YOUR INSTRUCTIONS:
Write out each line in which the string "label" is present.

Recorded data:
-- start --
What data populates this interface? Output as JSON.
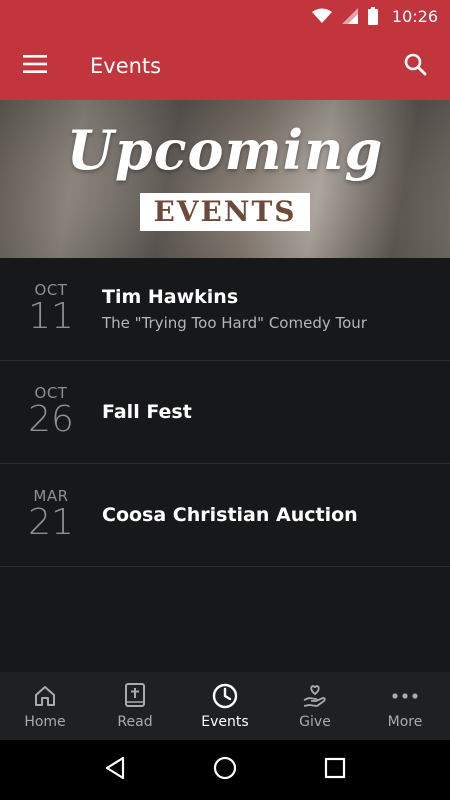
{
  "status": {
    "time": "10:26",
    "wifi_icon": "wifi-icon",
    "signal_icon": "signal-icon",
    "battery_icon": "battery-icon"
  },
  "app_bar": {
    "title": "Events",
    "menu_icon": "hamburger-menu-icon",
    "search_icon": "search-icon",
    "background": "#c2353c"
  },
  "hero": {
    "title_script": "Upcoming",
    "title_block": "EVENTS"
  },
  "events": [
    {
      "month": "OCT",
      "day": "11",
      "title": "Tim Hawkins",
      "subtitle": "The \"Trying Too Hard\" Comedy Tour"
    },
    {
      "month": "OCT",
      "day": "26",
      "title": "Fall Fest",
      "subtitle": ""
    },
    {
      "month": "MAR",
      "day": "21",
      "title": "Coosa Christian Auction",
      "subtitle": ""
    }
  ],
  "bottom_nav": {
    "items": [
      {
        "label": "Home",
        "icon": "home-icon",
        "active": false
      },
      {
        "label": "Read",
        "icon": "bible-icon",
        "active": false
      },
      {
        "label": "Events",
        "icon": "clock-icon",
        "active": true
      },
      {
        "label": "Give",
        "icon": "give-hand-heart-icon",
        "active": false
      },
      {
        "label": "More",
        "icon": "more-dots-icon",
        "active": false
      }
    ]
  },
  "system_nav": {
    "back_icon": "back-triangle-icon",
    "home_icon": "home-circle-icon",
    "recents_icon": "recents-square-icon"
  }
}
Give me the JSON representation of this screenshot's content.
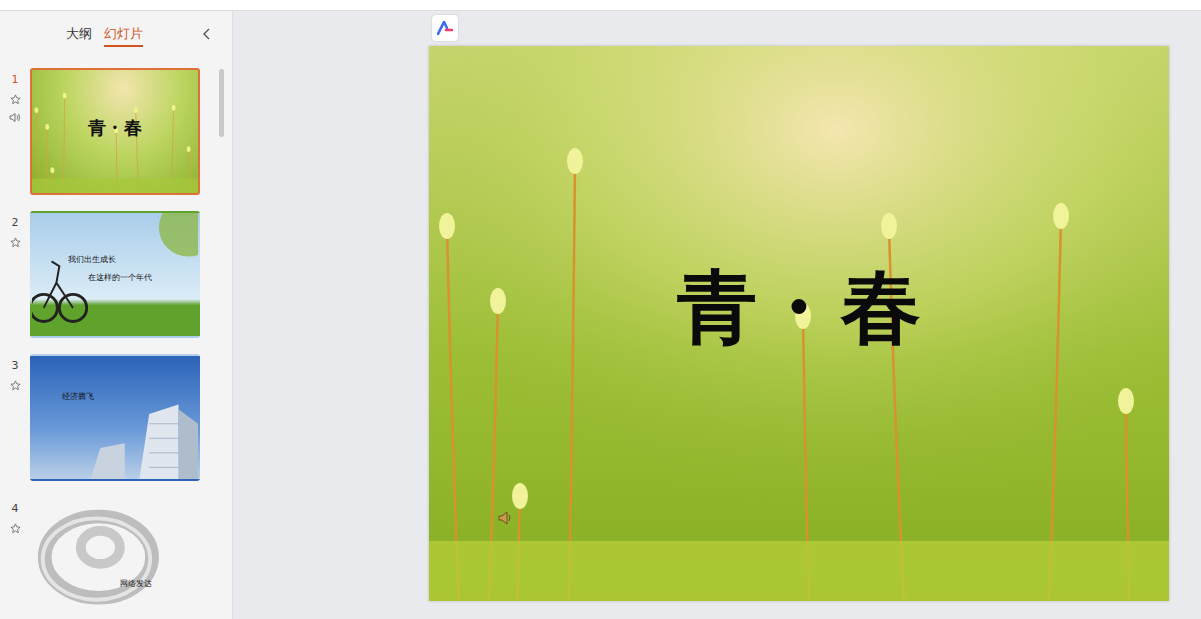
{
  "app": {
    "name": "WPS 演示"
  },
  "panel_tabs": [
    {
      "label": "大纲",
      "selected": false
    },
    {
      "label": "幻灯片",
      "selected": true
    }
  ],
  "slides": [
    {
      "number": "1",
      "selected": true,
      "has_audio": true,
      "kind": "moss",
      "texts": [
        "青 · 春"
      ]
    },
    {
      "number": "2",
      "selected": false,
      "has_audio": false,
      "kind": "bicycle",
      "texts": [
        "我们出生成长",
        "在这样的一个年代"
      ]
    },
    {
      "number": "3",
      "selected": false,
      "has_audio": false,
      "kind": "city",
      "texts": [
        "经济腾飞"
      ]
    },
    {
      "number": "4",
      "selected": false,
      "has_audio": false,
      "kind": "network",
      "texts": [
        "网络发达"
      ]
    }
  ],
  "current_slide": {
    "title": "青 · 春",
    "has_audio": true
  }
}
-- end --
FINISHED TASK:
        "label": "Home",
        "label": "Read",
        "label": "Events",
        "label": "Give",
        "label": "More",
      "label": "大纲",
      "label": "幻灯片",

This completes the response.